**Instruction**
Reproduce the entries below verbatim, omitting the pictures.

-- begin --

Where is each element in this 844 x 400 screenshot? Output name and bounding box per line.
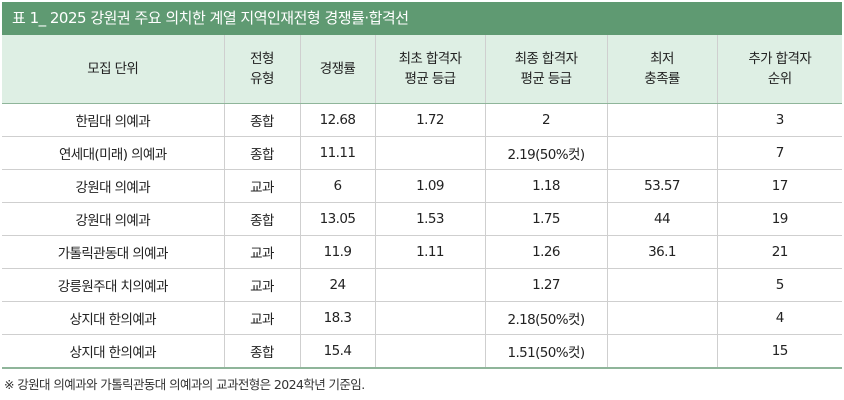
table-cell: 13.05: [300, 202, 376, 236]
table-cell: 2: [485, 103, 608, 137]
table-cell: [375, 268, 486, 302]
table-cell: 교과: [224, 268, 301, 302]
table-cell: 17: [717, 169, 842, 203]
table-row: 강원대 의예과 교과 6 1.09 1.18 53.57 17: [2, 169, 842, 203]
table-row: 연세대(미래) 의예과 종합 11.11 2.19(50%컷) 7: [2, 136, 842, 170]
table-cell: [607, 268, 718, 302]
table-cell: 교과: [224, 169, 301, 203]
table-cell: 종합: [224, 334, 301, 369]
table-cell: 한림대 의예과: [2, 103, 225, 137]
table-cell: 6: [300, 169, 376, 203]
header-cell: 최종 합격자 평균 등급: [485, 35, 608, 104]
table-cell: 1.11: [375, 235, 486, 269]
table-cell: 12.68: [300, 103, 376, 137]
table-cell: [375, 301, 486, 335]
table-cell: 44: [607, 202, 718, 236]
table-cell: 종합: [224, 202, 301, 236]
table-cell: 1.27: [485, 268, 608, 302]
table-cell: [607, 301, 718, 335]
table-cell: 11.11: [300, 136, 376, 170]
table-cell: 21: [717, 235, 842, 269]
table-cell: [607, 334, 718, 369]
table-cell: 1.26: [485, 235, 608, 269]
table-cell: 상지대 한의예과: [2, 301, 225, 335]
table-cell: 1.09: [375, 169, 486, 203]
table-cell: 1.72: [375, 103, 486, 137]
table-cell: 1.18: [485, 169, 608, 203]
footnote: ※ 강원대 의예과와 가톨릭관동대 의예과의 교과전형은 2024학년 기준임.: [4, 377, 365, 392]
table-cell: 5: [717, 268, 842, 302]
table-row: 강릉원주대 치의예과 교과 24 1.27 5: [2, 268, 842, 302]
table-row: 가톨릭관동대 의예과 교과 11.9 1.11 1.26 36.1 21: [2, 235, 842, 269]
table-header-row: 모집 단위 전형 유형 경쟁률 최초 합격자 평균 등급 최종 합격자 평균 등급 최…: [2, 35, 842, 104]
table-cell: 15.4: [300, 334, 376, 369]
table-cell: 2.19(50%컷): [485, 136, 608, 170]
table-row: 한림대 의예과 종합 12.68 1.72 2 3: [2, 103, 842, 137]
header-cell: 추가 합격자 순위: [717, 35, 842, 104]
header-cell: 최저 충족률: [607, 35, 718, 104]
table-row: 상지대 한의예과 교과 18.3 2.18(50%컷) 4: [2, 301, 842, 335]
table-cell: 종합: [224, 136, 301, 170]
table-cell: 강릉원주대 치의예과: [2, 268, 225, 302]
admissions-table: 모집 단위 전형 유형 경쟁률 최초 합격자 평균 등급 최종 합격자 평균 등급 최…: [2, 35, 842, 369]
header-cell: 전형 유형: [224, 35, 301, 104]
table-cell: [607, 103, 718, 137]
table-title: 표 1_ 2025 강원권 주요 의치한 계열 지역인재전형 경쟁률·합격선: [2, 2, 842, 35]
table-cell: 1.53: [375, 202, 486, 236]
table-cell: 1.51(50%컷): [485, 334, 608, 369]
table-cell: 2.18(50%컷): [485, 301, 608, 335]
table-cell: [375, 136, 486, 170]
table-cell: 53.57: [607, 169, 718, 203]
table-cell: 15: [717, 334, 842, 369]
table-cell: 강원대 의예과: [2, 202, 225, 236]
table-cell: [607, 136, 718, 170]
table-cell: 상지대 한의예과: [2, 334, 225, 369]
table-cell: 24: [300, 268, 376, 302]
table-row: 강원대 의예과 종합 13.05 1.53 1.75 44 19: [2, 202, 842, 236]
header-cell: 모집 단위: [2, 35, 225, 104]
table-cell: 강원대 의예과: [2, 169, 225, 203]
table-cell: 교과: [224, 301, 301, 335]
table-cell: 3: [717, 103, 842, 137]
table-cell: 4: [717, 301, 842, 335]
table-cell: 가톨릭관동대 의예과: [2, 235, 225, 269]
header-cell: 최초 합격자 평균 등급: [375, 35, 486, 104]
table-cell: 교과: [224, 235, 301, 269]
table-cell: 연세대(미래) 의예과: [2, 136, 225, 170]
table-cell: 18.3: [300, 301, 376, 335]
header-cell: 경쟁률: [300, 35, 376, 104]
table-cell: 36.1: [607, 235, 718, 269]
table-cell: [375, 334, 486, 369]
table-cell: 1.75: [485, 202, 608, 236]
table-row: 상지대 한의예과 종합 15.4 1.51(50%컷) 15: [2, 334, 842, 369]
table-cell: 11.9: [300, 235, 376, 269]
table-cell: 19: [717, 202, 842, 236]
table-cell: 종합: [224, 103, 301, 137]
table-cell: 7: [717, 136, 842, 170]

-- end --

**Exercise response**
Where is each element in this 844 x 400 screenshot? Output name and bounding box per line.
table-cell: 13.05: [300, 202, 376, 236]
table-cell: 2: [485, 103, 608, 137]
table-cell: [375, 268, 486, 302]
table-cell: 교과: [224, 268, 301, 302]
table-cell: 17: [717, 169, 842, 203]
table-row: 강원대 의예과 교과 6 1.09 1.18 53.57 17: [2, 169, 842, 203]
table-row: 연세대(미래) 의예과 종합 11.11 2.19(50%컷) 7: [2, 136, 842, 170]
table-cell: [607, 268, 718, 302]
table-cell: 교과: [224, 169, 301, 203]
table-cell: 종합: [224, 334, 301, 369]
table-cell: 한림대 의예과: [2, 103, 225, 137]
table-cell: 6: [300, 169, 376, 203]
header-cell: 최종 합격자 평균 등급: [485, 35, 608, 104]
table-cell: 1.11: [375, 235, 486, 269]
table-cell: 12.68: [300, 103, 376, 137]
table-cell: [375, 301, 486, 335]
table-cell: 44: [607, 202, 718, 236]
table-cell: 종합: [224, 202, 301, 236]
table-cell: 1.27: [485, 268, 608, 302]
table-cell: [607, 301, 718, 335]
table-cell: 11.11: [300, 136, 376, 170]
table-cell: 21: [717, 235, 842, 269]
table-cell: [607, 334, 718, 369]
table-cell: 1.26: [485, 235, 608, 269]
table-cell: 상지대 한의예과: [2, 301, 225, 335]
table-cell: 1.09: [375, 169, 486, 203]
table-cell: 1.72: [375, 103, 486, 137]
table-cell: 1.18: [485, 169, 608, 203]
footnote: ※ 강원대 의예과와 가톨릭관동대 의예과의 교과전형은 2024학년 기준임.: [4, 377, 365, 392]
table-cell: 5: [717, 268, 842, 302]
table-row: 강릉원주대 치의예과 교과 24 1.27 5: [2, 268, 842, 302]
table-row: 가톨릭관동대 의예과 교과 11.9 1.11 1.26 36.1 21: [2, 235, 842, 269]
table-header-row: 모집 단위 전형 유형 경쟁률 최초 합격자 평균 등급 최종 합격자 평균 등급 최…: [2, 35, 842, 104]
table-cell: 15.4: [300, 334, 376, 369]
table-cell: 2.19(50%컷): [485, 136, 608, 170]
table-row: 한림대 의예과 종합 12.68 1.72 2 3: [2, 103, 842, 137]
header-cell: 추가 합격자 순위: [717, 35, 842, 104]
header-cell: 최저 충족률: [607, 35, 718, 104]
table-row: 상지대 한의예과 교과 18.3 2.18(50%컷) 4: [2, 301, 842, 335]
table-cell: 종합: [224, 136, 301, 170]
table-cell: 강릉원주대 치의예과: [2, 268, 225, 302]
admissions-table: 모집 단위 전형 유형 경쟁률 최초 합격자 평균 등급 최종 합격자 평균 등급 최…: [2, 35, 842, 369]
header-cell: 전형 유형: [224, 35, 301, 104]
table-cell: [607, 103, 718, 137]
table-title: 표 1_ 2025 강원권 주요 의치한 계열 지역인재전형 경쟁률·합격선: [2, 2, 842, 35]
table-cell: 1.53: [375, 202, 486, 236]
table-cell: 1.51(50%컷): [485, 334, 608, 369]
table-cell: 2.18(50%컷): [485, 301, 608, 335]
table-cell: [375, 136, 486, 170]
table-cell: 53.57: [607, 169, 718, 203]
table-cell: 15: [717, 334, 842, 369]
table-cell: 강원대 의예과: [2, 202, 225, 236]
table-cell: [607, 136, 718, 170]
table-cell: 상지대 한의예과: [2, 334, 225, 369]
table-cell: 24: [300, 268, 376, 302]
table-row: 강원대 의예과 종합 13.05 1.53 1.75 44 19: [2, 202, 842, 236]
header-cell: 모집 단위: [2, 35, 225, 104]
table-cell: 강원대 의예과: [2, 169, 225, 203]
table-cell: 교과: [224, 301, 301, 335]
table-cell: 3: [717, 103, 842, 137]
table-cell: 4: [717, 301, 842, 335]
table-cell: 가톨릭관동대 의예과: [2, 235, 225, 269]
header-cell: 최초 합격자 평균 등급: [375, 35, 486, 104]
table-cell: 교과: [224, 235, 301, 269]
table-cell: 연세대(미래) 의예과: [2, 136, 225, 170]
table-cell: 18.3: [300, 301, 376, 335]
header-cell: 경쟁률: [300, 35, 376, 104]
table-cell: 36.1: [607, 235, 718, 269]
table-cell: [375, 334, 486, 369]
table-cell: 1.75: [485, 202, 608, 236]
table-row: 상지대 한의예과 종합 15.4 1.51(50%컷) 15: [2, 334, 842, 369]
table-cell: 11.9: [300, 235, 376, 269]
table-cell: 19: [717, 202, 842, 236]
table-cell: 종합: [224, 103, 301, 137]
table-cell: 7: [717, 136, 842, 170]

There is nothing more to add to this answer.